> _Problem requirements_: Which lines in the records below contain the string "clock"? Report each such line in full.

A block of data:
# # # #
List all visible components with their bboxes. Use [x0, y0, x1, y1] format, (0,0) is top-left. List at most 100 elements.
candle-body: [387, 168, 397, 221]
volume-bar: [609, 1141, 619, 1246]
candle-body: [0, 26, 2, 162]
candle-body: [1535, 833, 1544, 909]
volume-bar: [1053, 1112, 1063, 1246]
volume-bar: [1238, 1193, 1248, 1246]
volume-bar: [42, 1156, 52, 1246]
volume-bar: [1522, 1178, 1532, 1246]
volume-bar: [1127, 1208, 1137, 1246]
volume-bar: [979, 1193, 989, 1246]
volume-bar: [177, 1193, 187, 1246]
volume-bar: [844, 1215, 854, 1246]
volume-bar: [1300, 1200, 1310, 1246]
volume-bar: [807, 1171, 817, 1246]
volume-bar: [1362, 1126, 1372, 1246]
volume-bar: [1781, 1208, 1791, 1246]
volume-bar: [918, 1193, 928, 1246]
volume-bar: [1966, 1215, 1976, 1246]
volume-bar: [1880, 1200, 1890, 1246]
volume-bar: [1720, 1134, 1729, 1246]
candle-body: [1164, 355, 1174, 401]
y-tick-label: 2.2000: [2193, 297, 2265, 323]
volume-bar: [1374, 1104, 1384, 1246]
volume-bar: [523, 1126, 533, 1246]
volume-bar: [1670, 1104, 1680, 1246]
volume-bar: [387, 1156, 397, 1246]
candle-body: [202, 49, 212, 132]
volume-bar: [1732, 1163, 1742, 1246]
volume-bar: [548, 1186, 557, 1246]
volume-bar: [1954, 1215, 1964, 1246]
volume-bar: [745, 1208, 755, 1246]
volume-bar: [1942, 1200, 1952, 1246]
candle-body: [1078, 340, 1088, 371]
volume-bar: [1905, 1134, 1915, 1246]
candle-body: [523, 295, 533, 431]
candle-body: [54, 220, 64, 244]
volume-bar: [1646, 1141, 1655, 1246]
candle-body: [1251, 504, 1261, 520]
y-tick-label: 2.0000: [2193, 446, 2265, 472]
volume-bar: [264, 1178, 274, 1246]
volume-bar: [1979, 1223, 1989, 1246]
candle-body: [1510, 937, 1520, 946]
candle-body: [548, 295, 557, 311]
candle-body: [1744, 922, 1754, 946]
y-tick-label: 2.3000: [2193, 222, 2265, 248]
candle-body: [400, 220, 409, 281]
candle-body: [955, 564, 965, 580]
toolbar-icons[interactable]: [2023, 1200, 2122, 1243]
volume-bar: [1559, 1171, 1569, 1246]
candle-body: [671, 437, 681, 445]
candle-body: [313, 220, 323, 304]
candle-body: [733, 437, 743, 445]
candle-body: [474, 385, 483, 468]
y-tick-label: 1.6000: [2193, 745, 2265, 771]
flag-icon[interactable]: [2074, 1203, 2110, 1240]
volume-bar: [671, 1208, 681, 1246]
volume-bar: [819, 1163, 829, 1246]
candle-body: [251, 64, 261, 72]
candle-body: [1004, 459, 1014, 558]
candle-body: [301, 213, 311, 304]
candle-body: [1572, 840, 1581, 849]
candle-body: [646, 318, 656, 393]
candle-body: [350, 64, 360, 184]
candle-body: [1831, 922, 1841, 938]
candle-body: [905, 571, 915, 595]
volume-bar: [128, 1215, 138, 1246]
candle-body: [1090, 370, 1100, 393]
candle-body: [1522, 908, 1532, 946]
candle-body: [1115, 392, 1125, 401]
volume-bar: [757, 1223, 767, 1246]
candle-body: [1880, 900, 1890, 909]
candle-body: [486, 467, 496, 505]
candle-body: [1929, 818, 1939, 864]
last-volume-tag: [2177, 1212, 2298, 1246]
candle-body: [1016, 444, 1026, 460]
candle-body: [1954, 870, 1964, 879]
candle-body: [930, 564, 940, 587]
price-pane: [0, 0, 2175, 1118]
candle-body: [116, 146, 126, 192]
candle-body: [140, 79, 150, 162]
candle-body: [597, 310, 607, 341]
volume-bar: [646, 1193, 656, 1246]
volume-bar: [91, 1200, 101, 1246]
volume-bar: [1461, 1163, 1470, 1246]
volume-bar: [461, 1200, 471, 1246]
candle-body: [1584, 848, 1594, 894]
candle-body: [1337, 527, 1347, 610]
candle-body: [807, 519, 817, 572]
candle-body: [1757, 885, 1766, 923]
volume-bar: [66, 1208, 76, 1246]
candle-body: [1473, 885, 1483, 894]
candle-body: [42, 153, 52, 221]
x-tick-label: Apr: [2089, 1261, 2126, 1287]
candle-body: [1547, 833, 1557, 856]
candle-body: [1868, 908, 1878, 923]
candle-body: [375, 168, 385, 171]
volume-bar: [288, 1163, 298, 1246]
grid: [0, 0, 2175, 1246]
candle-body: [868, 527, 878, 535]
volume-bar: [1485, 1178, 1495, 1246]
# # # #
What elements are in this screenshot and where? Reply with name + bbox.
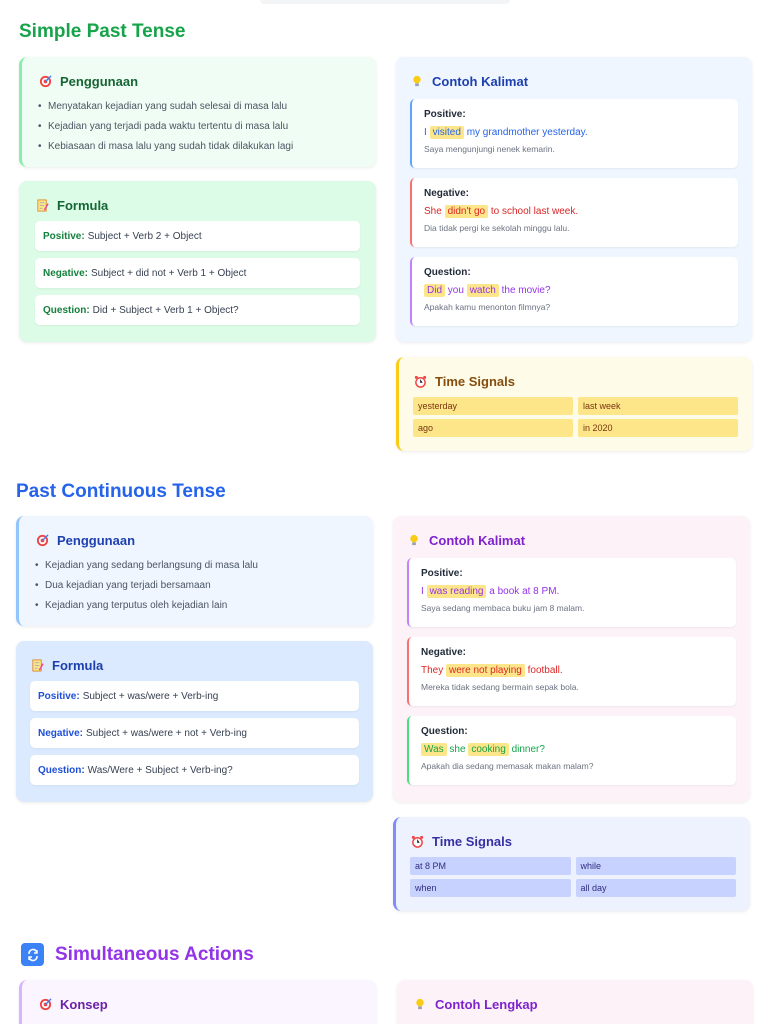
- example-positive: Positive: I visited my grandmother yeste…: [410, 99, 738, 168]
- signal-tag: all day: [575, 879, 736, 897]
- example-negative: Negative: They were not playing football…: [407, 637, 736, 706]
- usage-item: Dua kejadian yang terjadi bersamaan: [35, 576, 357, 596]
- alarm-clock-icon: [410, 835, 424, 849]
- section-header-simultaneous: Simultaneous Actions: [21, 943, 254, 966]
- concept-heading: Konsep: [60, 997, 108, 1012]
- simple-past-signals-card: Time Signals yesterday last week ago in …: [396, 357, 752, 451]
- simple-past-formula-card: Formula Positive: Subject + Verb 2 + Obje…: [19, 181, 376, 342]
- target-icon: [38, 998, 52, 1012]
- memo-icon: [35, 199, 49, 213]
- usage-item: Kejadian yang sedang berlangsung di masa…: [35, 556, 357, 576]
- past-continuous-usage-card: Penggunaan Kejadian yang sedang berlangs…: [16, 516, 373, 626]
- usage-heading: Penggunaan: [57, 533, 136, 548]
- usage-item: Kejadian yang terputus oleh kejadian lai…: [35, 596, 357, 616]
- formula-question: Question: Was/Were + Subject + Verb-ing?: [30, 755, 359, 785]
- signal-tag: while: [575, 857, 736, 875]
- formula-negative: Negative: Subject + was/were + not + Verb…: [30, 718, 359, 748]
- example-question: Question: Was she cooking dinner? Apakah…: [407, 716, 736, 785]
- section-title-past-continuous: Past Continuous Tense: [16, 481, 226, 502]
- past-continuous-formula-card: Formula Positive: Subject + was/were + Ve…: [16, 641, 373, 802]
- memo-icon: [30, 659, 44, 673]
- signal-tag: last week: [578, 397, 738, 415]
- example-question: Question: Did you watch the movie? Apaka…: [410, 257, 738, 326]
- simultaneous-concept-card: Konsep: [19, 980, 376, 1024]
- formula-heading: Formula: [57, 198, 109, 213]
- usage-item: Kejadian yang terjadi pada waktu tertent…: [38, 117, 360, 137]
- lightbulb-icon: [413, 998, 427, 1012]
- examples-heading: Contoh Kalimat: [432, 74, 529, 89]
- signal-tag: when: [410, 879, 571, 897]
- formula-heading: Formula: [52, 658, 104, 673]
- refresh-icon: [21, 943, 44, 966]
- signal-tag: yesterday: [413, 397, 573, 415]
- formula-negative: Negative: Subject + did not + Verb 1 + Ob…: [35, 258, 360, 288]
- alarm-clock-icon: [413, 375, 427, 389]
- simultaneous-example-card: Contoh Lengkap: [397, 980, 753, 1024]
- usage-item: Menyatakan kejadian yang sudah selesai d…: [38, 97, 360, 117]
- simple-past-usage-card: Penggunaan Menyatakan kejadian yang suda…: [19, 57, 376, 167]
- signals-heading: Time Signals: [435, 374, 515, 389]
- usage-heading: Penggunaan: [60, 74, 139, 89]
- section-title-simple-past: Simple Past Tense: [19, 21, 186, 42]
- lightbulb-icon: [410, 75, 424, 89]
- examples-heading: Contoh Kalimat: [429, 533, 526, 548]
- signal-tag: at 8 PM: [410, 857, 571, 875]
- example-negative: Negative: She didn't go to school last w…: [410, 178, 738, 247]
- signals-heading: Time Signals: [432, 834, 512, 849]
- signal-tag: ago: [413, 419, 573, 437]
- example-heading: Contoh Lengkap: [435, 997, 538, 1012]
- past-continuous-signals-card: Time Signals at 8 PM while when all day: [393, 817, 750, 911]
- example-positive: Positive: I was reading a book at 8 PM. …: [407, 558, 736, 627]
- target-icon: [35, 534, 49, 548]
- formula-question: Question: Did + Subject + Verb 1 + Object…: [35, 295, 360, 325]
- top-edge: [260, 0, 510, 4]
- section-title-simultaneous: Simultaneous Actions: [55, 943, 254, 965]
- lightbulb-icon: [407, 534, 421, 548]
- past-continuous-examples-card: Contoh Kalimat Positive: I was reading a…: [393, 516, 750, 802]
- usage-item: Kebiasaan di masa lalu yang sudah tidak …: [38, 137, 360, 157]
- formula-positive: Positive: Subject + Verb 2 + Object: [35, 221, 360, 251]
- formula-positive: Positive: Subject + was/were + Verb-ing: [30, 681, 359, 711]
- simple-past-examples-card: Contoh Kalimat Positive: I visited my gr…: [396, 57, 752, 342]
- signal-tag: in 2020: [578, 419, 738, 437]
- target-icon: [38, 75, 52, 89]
# # # #
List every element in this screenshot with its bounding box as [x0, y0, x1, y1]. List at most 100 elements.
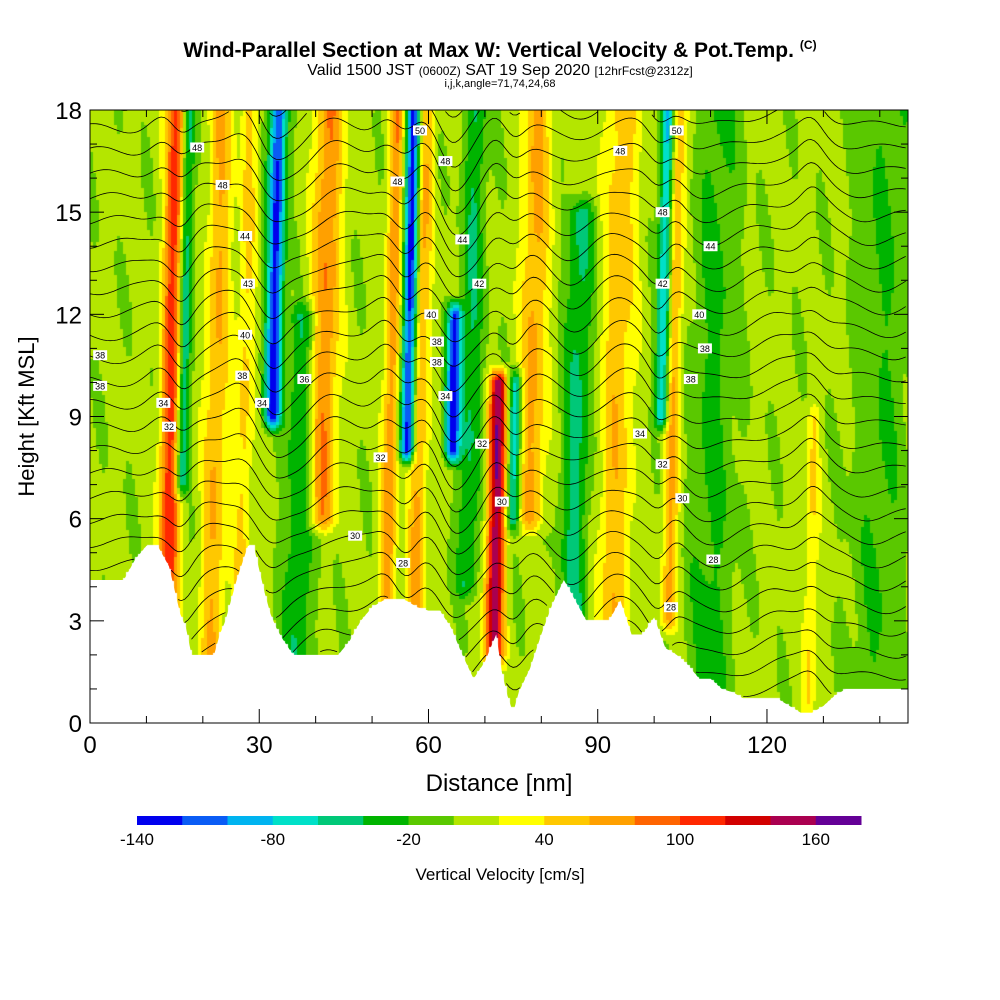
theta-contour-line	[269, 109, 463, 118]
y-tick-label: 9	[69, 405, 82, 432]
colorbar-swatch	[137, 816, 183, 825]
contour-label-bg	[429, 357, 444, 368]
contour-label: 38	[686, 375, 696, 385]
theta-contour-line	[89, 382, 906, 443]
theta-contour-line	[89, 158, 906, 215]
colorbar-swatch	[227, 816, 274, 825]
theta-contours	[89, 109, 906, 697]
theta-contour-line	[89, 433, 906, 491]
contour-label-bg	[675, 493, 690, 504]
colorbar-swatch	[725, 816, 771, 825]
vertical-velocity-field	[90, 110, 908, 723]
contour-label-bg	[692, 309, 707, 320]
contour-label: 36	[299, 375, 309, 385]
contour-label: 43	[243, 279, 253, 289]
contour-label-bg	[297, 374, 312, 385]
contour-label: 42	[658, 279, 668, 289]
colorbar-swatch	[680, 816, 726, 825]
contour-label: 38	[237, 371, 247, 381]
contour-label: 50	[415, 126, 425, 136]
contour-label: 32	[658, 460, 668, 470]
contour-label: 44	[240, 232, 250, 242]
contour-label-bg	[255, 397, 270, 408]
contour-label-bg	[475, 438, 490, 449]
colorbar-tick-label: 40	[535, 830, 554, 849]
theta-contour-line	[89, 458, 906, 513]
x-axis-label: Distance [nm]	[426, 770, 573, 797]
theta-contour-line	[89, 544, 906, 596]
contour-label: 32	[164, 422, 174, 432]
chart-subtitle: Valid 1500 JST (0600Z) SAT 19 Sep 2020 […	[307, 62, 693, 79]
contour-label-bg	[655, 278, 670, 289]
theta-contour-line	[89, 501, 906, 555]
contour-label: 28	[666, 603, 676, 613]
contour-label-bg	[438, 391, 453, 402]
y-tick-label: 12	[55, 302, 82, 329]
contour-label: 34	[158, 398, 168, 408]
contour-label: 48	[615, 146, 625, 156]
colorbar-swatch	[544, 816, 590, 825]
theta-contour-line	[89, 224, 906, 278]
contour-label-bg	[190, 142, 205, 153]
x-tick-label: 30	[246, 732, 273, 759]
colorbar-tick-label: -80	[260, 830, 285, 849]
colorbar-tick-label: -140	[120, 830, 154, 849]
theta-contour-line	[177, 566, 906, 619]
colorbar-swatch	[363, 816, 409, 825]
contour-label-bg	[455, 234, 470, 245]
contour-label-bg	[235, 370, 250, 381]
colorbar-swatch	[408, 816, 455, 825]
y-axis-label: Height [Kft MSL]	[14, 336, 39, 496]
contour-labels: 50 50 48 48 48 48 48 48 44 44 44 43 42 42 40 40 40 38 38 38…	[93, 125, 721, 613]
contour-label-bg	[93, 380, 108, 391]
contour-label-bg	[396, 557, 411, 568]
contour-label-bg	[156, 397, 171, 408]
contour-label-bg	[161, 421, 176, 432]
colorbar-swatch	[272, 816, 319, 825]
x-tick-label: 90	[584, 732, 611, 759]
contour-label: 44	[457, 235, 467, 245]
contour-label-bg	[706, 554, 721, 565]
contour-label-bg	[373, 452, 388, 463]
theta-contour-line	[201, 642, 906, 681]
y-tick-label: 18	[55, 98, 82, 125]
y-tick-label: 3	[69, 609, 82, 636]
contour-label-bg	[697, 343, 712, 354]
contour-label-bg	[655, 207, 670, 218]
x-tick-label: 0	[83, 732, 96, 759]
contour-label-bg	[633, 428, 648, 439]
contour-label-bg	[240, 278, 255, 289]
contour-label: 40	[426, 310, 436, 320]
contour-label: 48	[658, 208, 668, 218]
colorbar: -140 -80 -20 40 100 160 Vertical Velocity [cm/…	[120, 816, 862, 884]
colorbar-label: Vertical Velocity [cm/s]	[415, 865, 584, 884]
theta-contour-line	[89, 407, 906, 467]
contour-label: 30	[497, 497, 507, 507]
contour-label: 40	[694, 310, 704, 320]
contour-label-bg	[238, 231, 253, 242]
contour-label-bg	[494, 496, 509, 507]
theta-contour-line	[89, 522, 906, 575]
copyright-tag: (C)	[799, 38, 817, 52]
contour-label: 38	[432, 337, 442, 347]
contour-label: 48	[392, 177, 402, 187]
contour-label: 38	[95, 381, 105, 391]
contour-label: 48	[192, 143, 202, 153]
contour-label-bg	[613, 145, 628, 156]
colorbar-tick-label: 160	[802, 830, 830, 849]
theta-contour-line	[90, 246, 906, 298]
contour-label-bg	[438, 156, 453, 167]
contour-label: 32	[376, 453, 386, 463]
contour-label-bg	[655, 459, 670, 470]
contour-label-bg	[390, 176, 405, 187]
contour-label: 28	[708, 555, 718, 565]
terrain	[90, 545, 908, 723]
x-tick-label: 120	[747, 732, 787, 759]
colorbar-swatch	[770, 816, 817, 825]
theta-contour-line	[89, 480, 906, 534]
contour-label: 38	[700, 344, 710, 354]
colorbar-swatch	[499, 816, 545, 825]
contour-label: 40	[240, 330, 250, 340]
# # # #
> _Output below_:
- alarm-clock-icon: [410, 835, 424, 849]
- alarm-clock-icon: [413, 375, 427, 389]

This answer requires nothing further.